Exercise brief: Copy out the listing from its first line through the line containing "left-tick-label: 7 — [30, 4, 38, 19]", with both of those lines included, reproducing each line verbatim.

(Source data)
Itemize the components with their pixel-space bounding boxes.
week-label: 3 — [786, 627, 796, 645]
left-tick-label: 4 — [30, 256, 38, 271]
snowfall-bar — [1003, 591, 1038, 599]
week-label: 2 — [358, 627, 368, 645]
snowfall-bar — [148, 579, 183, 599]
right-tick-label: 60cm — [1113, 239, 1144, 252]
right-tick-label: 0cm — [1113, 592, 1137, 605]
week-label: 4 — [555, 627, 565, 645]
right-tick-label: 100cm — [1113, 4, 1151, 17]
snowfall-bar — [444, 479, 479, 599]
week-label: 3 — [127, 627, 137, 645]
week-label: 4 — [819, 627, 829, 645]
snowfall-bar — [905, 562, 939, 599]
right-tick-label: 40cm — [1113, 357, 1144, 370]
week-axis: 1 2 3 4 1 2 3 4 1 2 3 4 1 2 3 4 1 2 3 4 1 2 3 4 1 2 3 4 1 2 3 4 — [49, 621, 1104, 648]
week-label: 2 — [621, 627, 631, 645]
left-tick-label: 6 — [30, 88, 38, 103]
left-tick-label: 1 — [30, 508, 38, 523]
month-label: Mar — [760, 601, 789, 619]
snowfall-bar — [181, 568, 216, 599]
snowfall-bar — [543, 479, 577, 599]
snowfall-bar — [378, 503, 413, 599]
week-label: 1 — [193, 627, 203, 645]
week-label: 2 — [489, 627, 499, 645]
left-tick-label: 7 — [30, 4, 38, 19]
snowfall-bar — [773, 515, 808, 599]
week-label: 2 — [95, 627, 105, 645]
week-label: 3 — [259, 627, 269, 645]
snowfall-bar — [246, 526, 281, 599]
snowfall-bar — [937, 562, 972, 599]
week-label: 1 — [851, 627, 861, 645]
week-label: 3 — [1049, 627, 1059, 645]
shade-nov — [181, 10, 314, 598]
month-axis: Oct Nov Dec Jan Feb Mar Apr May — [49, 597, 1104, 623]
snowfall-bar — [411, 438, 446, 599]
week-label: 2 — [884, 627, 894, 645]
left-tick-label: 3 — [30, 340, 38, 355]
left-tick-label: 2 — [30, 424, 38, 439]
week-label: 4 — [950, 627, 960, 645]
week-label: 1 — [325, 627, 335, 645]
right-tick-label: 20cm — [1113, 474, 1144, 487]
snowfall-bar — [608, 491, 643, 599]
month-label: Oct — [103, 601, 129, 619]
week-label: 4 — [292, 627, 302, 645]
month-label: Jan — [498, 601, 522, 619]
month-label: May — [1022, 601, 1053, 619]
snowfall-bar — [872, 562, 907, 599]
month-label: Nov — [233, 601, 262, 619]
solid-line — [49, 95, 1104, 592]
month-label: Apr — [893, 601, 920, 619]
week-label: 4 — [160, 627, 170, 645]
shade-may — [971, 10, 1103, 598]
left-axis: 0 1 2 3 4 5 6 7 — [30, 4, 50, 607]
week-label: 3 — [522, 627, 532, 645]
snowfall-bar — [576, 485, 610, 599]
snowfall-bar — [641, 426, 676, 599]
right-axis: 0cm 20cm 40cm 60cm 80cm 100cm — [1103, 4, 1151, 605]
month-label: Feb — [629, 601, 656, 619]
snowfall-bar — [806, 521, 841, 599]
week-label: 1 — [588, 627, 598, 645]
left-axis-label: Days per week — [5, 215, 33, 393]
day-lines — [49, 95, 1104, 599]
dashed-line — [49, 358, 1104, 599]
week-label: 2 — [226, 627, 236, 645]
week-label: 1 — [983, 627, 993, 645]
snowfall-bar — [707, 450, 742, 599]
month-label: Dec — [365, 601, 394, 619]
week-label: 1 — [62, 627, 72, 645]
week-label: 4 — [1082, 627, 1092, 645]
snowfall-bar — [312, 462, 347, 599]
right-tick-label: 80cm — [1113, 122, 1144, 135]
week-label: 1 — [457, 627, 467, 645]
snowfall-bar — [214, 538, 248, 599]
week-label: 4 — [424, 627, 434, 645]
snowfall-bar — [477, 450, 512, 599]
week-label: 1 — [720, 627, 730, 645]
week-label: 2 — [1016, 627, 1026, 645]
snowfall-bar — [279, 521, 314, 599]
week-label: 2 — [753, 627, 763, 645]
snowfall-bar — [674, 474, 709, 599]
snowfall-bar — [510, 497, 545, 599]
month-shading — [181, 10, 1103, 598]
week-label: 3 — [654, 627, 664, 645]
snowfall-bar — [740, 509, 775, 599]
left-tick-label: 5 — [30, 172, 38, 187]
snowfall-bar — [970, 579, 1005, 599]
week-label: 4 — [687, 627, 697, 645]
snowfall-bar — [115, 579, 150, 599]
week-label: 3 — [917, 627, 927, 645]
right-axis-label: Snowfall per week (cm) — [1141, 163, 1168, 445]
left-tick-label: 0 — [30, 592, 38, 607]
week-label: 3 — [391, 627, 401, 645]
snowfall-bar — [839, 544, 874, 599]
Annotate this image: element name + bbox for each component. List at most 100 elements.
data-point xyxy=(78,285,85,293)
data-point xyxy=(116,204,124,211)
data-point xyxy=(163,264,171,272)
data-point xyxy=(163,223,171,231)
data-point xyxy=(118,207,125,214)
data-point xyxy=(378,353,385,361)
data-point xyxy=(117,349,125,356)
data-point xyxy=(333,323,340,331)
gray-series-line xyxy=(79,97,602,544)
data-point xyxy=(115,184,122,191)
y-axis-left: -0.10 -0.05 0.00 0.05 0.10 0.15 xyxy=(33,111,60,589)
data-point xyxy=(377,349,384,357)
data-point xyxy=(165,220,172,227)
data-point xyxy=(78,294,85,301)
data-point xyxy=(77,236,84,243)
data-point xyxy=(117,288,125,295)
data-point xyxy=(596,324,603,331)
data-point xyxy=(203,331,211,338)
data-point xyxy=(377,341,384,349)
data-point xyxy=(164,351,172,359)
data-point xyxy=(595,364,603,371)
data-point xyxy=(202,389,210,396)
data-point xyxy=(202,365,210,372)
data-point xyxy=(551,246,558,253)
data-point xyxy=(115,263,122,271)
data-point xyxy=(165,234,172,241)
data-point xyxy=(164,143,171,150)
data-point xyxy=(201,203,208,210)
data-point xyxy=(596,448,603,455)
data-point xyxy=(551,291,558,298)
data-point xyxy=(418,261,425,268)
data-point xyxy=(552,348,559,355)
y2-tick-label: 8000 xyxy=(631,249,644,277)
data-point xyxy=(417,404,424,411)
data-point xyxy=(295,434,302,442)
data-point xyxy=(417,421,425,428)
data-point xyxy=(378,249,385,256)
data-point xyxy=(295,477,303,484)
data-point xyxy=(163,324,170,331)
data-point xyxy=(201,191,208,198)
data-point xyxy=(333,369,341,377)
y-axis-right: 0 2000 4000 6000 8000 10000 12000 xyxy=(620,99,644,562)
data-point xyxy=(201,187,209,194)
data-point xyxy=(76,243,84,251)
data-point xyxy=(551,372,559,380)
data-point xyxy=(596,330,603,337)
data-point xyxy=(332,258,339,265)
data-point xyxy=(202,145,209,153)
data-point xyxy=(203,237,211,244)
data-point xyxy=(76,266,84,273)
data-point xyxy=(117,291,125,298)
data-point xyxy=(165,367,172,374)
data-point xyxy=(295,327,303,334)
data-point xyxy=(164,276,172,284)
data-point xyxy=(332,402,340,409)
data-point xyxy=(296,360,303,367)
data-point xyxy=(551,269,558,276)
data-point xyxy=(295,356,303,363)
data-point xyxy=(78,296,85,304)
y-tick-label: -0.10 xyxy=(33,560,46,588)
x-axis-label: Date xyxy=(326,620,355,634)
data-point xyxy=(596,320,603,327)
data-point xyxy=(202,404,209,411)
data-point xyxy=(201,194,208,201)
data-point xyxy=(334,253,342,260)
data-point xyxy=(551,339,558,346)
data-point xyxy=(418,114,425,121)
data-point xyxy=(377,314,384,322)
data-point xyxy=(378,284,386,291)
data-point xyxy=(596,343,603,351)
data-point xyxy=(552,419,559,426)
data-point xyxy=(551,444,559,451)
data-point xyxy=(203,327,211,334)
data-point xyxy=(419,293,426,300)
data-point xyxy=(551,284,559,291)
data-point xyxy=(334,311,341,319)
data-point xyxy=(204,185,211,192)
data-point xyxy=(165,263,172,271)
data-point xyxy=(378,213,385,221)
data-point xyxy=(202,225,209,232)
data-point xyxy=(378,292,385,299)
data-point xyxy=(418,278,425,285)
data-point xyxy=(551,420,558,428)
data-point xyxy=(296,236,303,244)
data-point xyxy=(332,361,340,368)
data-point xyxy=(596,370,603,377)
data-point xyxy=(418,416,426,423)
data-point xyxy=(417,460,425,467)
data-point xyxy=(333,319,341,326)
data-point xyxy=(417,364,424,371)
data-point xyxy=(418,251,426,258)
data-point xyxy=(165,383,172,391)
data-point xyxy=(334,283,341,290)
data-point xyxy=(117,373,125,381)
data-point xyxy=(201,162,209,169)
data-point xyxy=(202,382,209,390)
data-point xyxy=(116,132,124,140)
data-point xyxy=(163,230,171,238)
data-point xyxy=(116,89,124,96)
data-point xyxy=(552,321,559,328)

Solution to this problem:
Itemize the components with their pixel-space bounding boxes.
week-label: 3 — [786, 627, 796, 645]
left-tick-label: 4 — [30, 256, 38, 271]
snowfall-bar — [1003, 591, 1038, 599]
week-label: 2 — [358, 627, 368, 645]
snowfall-bar — [148, 579, 183, 599]
right-tick-label: 60cm — [1113, 239, 1144, 252]
right-tick-label: 0cm — [1113, 592, 1137, 605]
week-label: 4 — [555, 627, 565, 645]
right-tick-label: 100cm — [1113, 4, 1151, 17]
snowfall-bar — [444, 479, 479, 599]
week-label: 3 — [127, 627, 137, 645]
week-label: 4 — [819, 627, 829, 645]
snowfall-bar — [905, 562, 939, 599]
right-tick-label: 40cm — [1113, 357, 1144, 370]
week-axis: 1 2 3 4 1 2 3 4 1 2 3 4 1 2 3 4 1 2 3 4 1 2 3 4 1 2 3 4 1 2 3 4 — [49, 621, 1104, 648]
week-label: 2 — [621, 627, 631, 645]
left-tick-label: 6 — [30, 88, 38, 103]
left-tick-label: 1 — [30, 508, 38, 523]
month-label: Mar — [760, 601, 789, 619]
snowfall-bar — [181, 568, 216, 599]
snowfall-bar — [543, 479, 577, 599]
snowfall-bar — [378, 503, 413, 599]
week-label: 1 — [193, 627, 203, 645]
week-label: 2 — [489, 627, 499, 645]
left-tick-label: 7 — [30, 4, 38, 19]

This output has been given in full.